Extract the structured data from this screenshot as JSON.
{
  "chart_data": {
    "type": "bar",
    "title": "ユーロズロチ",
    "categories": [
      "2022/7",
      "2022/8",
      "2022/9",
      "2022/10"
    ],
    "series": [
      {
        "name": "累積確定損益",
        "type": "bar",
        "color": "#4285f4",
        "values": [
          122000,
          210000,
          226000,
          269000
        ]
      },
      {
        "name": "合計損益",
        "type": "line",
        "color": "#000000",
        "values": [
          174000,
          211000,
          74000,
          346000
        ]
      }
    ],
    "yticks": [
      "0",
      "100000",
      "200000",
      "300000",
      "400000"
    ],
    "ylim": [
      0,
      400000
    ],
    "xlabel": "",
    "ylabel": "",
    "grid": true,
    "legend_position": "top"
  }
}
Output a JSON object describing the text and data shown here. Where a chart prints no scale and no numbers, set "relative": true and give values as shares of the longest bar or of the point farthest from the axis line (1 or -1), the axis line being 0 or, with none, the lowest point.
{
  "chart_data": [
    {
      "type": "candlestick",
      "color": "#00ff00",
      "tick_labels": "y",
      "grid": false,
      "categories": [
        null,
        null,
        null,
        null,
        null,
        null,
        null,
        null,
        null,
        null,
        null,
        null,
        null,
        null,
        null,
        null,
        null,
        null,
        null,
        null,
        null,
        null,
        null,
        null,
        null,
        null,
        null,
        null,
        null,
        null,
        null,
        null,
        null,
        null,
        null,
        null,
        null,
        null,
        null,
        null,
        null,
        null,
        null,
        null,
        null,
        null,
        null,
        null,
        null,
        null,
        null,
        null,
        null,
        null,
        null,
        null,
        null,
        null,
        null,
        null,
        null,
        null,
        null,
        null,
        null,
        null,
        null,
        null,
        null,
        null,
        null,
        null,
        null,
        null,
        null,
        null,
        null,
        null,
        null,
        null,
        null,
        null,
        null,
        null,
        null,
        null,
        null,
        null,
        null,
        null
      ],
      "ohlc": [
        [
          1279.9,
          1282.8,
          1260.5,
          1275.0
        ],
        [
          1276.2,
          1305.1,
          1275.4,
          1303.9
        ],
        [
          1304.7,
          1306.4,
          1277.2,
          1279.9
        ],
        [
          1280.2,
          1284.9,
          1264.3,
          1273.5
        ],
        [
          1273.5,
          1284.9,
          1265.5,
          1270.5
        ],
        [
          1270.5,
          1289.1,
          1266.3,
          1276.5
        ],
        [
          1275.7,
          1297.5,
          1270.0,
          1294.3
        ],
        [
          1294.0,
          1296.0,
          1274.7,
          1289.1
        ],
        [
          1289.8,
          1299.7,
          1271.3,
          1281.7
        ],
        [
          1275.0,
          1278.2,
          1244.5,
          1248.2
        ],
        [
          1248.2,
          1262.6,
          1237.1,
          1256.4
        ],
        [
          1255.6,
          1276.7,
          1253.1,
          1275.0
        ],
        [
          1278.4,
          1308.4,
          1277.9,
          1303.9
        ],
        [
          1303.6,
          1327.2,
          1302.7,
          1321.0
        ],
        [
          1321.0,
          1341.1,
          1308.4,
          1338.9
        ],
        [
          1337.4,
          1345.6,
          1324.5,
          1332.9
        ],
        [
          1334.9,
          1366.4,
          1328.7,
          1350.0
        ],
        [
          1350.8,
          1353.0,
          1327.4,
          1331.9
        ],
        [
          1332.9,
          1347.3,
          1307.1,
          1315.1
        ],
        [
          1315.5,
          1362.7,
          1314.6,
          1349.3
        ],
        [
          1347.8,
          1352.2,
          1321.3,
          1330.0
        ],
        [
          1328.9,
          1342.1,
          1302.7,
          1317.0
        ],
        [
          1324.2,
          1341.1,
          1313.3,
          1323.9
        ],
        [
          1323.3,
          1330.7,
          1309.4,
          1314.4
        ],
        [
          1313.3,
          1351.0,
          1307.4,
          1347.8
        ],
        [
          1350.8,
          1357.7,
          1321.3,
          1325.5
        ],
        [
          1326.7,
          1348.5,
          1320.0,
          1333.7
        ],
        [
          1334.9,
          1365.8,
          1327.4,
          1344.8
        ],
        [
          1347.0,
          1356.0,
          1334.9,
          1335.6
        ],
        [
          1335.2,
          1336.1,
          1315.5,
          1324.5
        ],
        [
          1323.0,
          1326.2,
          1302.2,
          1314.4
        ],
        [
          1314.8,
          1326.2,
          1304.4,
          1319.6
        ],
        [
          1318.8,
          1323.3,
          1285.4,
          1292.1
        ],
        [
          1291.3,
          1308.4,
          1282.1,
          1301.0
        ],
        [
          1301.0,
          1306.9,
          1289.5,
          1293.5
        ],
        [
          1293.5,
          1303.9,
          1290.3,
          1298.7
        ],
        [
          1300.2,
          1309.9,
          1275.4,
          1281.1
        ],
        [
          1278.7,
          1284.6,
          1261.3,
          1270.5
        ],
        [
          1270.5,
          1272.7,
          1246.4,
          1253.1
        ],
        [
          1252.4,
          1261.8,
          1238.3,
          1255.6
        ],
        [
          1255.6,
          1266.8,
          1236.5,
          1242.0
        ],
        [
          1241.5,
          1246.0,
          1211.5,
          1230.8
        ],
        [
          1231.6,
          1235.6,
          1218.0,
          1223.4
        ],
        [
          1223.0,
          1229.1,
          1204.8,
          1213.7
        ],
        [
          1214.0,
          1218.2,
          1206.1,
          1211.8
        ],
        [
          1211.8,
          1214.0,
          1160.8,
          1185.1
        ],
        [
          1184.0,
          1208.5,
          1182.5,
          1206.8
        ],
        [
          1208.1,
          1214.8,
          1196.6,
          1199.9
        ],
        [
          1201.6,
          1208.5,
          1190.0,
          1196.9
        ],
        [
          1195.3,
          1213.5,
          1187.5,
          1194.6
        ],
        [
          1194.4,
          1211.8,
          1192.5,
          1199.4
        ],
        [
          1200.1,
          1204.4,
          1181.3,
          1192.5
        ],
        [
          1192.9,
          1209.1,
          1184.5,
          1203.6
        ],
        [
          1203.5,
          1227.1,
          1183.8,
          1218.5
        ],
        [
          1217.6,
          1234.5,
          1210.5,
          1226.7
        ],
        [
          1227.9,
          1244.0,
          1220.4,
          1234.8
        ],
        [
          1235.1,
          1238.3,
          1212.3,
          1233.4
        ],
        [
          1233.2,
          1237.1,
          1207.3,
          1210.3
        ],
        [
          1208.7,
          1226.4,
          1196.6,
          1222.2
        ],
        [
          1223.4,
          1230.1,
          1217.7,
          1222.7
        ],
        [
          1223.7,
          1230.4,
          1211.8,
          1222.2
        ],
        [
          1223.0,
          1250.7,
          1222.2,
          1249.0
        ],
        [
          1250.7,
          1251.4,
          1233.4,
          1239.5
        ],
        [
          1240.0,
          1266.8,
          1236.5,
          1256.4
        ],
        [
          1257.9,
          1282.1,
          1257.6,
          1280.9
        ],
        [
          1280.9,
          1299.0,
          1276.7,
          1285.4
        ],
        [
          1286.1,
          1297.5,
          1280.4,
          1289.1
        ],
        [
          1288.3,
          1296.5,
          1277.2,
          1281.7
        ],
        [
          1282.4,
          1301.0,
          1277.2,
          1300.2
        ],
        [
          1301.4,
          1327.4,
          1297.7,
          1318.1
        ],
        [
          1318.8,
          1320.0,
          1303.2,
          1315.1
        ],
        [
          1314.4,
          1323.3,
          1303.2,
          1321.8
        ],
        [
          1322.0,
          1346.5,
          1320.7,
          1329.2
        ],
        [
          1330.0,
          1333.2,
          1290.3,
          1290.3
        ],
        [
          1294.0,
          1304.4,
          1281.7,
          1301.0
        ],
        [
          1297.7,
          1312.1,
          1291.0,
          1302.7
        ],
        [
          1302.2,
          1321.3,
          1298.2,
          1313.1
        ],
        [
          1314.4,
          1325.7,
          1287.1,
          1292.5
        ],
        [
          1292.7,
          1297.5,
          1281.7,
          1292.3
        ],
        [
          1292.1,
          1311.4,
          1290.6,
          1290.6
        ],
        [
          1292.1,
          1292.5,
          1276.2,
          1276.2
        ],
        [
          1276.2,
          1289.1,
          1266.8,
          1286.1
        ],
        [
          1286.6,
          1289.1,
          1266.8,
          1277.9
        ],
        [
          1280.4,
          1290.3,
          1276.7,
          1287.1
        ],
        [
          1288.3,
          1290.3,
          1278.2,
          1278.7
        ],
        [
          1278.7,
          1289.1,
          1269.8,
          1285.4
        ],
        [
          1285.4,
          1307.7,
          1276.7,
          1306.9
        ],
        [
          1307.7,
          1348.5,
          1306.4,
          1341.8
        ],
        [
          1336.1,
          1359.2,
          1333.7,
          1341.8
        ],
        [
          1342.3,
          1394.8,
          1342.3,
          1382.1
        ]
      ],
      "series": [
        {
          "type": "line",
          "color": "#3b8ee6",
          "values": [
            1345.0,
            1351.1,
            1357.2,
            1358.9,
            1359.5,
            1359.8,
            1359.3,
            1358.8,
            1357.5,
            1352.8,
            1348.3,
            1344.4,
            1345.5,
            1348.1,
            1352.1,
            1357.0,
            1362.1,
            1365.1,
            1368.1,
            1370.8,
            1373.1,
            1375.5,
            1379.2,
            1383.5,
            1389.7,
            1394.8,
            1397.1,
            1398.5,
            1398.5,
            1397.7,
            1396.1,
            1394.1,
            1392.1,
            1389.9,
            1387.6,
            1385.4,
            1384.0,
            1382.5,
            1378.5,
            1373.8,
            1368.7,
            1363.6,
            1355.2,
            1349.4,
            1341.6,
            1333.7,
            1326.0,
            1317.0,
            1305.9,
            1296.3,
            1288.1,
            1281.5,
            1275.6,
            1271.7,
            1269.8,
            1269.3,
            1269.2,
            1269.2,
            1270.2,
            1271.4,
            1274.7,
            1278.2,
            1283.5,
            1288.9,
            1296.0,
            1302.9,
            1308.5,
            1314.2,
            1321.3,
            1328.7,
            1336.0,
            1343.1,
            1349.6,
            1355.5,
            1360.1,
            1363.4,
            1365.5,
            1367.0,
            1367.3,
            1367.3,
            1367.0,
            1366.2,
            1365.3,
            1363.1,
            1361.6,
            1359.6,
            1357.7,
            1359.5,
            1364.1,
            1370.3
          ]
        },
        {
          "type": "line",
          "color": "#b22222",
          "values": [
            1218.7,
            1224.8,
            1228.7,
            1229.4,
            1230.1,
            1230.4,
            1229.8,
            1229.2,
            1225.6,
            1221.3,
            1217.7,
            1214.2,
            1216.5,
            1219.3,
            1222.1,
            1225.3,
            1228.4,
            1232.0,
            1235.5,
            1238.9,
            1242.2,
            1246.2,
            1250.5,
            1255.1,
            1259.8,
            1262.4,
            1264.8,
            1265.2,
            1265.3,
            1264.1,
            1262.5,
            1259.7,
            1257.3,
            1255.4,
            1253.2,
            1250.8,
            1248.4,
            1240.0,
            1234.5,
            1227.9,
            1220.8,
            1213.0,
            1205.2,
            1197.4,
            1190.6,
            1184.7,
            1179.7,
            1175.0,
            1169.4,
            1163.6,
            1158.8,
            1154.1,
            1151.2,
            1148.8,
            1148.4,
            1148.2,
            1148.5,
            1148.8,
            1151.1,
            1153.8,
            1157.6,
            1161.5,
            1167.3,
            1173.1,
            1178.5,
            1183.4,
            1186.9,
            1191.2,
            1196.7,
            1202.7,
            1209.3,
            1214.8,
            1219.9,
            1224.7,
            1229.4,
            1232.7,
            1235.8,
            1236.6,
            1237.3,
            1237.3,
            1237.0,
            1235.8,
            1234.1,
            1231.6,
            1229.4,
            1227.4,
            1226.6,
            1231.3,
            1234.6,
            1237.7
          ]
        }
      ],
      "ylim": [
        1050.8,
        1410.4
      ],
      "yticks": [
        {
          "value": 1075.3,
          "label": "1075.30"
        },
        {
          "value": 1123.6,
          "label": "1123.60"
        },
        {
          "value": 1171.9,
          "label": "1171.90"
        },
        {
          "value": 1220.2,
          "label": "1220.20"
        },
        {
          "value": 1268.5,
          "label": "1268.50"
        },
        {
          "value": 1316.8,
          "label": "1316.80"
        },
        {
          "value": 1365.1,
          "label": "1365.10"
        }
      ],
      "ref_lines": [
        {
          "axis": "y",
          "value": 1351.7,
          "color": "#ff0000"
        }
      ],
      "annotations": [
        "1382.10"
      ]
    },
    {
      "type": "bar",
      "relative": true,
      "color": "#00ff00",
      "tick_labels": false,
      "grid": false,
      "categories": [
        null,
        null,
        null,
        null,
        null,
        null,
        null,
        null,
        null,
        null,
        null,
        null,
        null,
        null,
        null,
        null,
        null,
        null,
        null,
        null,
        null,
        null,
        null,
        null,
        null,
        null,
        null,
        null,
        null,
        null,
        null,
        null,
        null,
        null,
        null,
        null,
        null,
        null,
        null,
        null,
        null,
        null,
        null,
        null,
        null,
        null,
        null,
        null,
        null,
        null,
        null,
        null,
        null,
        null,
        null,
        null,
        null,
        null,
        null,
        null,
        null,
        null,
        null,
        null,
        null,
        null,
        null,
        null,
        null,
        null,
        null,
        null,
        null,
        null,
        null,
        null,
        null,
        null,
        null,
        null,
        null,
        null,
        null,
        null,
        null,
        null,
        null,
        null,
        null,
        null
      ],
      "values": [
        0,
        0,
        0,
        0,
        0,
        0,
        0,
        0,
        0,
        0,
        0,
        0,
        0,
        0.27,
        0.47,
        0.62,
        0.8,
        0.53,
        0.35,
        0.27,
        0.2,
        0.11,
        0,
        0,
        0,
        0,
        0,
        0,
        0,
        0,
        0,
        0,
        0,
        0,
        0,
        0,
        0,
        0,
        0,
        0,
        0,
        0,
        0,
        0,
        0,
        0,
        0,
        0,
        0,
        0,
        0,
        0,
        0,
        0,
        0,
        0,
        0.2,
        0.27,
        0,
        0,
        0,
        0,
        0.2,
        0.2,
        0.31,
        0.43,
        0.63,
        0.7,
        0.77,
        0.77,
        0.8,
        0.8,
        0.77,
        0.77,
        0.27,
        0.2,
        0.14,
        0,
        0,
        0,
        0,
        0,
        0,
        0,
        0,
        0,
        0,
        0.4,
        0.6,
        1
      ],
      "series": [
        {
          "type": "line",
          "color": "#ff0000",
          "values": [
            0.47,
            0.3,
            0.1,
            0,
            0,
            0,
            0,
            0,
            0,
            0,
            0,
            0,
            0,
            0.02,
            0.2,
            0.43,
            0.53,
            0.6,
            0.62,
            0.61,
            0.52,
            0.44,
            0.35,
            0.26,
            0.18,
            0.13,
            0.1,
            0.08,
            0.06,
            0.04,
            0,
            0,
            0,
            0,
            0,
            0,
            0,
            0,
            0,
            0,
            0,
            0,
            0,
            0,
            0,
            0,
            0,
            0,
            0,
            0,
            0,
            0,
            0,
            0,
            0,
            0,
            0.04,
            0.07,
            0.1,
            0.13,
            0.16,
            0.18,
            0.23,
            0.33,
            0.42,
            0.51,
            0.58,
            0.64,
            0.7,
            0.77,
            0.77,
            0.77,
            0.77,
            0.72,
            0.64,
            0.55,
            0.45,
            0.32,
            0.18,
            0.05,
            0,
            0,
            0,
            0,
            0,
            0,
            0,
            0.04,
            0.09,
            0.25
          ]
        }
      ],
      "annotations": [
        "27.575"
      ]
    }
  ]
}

-------------------------

Aim of the task - Return each line of the data that contains the string "true".

Answer to this problem -
    "grid": true,
Output a JSON object describing the text and data shown here. Where a chart prints no scale and no numbers, set "relative": true and give values as shares of the longest bar or of the point farthest from the axis line (1 or -1), the axis line being 0 or, with none, the lowest point.
      "relative": true,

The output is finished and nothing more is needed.